*BRIEF*: Scan the lines below; pull out those with "black".

*RECORDS FOR THIS EXERCISE*:
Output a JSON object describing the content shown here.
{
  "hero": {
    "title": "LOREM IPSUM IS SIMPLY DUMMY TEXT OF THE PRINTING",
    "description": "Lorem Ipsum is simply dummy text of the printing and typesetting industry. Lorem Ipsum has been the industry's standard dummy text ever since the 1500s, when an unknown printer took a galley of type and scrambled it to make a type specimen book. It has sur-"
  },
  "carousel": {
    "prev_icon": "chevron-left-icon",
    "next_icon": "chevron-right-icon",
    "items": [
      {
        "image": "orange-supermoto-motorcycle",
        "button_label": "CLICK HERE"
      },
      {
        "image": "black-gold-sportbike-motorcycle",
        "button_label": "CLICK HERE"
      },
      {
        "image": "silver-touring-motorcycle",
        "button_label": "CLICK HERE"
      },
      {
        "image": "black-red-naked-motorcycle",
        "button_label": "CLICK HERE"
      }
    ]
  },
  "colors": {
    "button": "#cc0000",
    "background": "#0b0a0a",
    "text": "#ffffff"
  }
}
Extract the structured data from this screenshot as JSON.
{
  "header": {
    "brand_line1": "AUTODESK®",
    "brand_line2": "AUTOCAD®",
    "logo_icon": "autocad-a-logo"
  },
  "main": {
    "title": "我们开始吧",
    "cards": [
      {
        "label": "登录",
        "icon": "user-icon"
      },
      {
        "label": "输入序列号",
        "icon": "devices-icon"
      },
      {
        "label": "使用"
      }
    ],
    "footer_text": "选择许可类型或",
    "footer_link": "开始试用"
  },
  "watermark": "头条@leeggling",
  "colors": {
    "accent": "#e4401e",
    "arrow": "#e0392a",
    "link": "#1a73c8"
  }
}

*EXERCISE RESULT*:
        "image": "black-gold-sportbike-motorcycle",
        "image": "black-red-naked-motorcycle",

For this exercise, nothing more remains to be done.